PROVIDED TEXT:
Correspondence to: You-Yong Lu, Peking University School of Oncology, No. 52 Fu-Cheng Road, Haidian District, Beijing 100036, China. yongylu@public.bta.net.cn
Telephone: +86-10-88196765
Fax: +86-10-88122437
Received: November 9, 2007
Revised: November 16, 2007
Published online: March 14, 2008

Abstract

AIM: To explore the contribution of AXIN1, AXIN2 and beta-catenin, components of Wnt signaling pathway, to the carcinogenesis of gastric cancer (GC), we examined AXIN1, AXIN2 exon7 and CTNNB1 (encoding beta-catenin) exon3 mutations in 70 GCs.

METHODS: The presence of mutations was identified by polymerase chain reaction (PCR)-based denaturing high-performance liquid chromatography and direct DNA sequencing. Beta-catenin expression was detected by immunohistochemical analysis.

RESULTS: Among the 70 GCs, 5 (7.1%) had mutations in one or two of these three components. A frameshift mutation (1 bp deletion) in exon7 of AXIN2 was found in one case. Four cases, including the case with a mutation in AXIN2, had frameshift mutations and missense mutations in AXIN1. Five single nucleotide polymorphisms (SNPs), 334 C>T, 874 C>T, 1396 G>A, 1690 C>T and 1942 T>G, were identified in AXIN1. A frameshift mutation (27 bp deletion) spanning exon3 of CTNNB1 was observed in one case. All four cases with mutations in AXIN1 and AXIN2 showed nuclear beta-catenin expression.

CONCLUSION: These data indicate that the mutations in AXIN1 and AXIN2 may contribute to gastric carcinogenesis.

Key Words: AXIN1; AXIN2; β-catenin; Wnt signaling pathway; Gastric cancer



INTRODUCTION

The Wnt signaling pathway plays an essential role in human cancer development[13]. Wnt stabilizes cytoplasmic β-catenin, which stimulates the expression of genes including c-myc, c-jun, fra-1 and cyclin D1[45]. AXIN1 and its homologue AXIN2, newly recognized as components of the Wnt signaling pathway, negatively regulate this pathway[67]. Other components of the Wnt signaling pathway, including β-catenin and adenomatous polyposis coli (APC), interact with AXIN, and the phosphorylation and stability of β-catenin are regulated in the AXIN complex[5].

TASK LIST:
[1] In the gastric cancer abstract, how many of the 70 tumors had mutations in one or two of the three components studied?
[2] Print the stretch of the gastric cancer abstract from "AIM: To explore" through "by immunohistochemical analysis.".

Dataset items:
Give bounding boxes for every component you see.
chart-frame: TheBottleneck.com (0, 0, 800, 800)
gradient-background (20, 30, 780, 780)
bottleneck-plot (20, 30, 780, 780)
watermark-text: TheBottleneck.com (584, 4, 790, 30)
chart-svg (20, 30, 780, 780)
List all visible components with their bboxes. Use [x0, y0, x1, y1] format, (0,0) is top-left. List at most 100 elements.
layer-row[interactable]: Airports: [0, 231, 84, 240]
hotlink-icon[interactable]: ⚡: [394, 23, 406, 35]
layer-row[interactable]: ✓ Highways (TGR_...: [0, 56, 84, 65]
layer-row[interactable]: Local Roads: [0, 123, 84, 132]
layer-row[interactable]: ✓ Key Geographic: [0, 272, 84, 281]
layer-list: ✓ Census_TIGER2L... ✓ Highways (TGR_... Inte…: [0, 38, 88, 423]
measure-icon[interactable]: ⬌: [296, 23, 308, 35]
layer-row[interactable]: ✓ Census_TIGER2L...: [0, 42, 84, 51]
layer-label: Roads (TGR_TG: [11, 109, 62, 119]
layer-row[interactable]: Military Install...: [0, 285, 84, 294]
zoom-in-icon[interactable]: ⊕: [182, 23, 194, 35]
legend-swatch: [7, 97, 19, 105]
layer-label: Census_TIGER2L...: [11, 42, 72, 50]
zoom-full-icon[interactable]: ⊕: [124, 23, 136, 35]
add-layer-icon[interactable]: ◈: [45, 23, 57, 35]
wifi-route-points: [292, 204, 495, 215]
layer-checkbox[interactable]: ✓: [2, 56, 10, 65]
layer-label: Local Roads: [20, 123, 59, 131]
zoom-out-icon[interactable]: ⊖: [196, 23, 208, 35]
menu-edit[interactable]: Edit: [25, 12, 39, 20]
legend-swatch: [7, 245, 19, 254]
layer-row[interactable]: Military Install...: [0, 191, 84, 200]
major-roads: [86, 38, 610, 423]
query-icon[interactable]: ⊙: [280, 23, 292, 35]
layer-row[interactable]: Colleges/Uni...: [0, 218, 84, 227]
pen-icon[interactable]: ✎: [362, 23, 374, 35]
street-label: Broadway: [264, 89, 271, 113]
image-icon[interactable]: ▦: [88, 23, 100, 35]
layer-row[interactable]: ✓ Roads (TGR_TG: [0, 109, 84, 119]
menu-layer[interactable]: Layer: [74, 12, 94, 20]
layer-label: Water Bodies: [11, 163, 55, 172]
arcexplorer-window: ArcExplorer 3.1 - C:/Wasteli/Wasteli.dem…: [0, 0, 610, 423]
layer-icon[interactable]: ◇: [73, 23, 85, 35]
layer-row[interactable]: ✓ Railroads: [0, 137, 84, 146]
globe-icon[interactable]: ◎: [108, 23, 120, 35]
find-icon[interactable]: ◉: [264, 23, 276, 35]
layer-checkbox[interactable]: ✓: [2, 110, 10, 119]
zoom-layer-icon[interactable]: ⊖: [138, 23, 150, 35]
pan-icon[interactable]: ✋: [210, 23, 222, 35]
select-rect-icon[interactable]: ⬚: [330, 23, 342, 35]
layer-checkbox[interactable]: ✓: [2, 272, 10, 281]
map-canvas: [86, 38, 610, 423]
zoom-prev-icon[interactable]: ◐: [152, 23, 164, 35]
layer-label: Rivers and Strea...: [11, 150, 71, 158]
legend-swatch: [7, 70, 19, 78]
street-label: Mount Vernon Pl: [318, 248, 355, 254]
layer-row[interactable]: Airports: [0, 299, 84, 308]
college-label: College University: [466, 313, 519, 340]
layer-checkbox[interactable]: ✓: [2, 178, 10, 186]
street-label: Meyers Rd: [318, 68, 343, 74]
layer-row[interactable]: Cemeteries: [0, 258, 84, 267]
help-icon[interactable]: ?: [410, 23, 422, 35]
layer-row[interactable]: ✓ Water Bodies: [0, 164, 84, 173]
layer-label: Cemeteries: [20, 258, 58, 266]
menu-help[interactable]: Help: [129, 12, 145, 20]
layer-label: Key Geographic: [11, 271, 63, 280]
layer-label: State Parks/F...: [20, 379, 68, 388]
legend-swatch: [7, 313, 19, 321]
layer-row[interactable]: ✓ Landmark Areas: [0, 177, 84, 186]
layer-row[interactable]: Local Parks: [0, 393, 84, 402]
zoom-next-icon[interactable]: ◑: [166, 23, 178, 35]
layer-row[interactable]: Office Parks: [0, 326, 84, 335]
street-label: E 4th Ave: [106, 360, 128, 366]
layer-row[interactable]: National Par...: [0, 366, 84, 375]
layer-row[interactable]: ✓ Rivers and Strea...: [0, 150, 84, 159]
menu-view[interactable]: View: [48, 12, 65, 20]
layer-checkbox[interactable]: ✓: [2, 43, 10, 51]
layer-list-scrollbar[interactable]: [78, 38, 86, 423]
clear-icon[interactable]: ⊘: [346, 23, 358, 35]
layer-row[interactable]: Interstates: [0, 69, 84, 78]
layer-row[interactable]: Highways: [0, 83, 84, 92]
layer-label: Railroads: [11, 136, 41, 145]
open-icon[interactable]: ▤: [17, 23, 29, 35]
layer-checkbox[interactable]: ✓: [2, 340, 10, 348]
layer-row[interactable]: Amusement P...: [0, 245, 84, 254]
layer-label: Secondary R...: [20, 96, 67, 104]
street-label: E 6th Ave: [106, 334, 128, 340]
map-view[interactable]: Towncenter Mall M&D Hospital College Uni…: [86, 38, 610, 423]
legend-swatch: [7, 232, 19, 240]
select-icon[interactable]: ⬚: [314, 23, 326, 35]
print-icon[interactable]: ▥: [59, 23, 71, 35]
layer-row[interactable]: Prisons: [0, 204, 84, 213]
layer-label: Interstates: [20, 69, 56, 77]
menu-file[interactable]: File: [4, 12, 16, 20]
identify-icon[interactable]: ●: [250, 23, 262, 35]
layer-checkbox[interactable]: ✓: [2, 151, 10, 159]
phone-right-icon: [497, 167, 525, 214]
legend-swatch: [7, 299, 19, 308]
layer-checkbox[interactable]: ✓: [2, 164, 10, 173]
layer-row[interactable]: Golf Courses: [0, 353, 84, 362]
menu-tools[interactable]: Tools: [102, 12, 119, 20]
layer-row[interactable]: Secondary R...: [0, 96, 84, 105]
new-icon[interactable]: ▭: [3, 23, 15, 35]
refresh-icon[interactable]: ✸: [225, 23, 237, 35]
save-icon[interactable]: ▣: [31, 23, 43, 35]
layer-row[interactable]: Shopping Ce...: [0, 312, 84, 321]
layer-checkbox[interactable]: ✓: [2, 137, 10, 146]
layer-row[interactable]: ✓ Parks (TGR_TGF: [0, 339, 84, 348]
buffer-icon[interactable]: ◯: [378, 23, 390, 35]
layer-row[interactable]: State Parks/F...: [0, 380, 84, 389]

TASK RESPONSES:
[1] Five of the 70 (7.1%).

[2]
AIM: To explore the contribution of AXIN1, AXIN2 and beta-catenin, components of Wnt signaling pathway, to the carcinogenesis of gastric cancer (GC), we examined AXIN1, AXIN2 exon7 and CTNNB1 (encoding beta-catenin) exon3 mutations in 70 GCs.

METHODS: The presence of mutations was identified by polymerase chain reaction (PCR)-based denaturing high-performance liquid chromatography and direct DNA sequencing. Beta-catenin expression was detected by immunohistochemical analysis.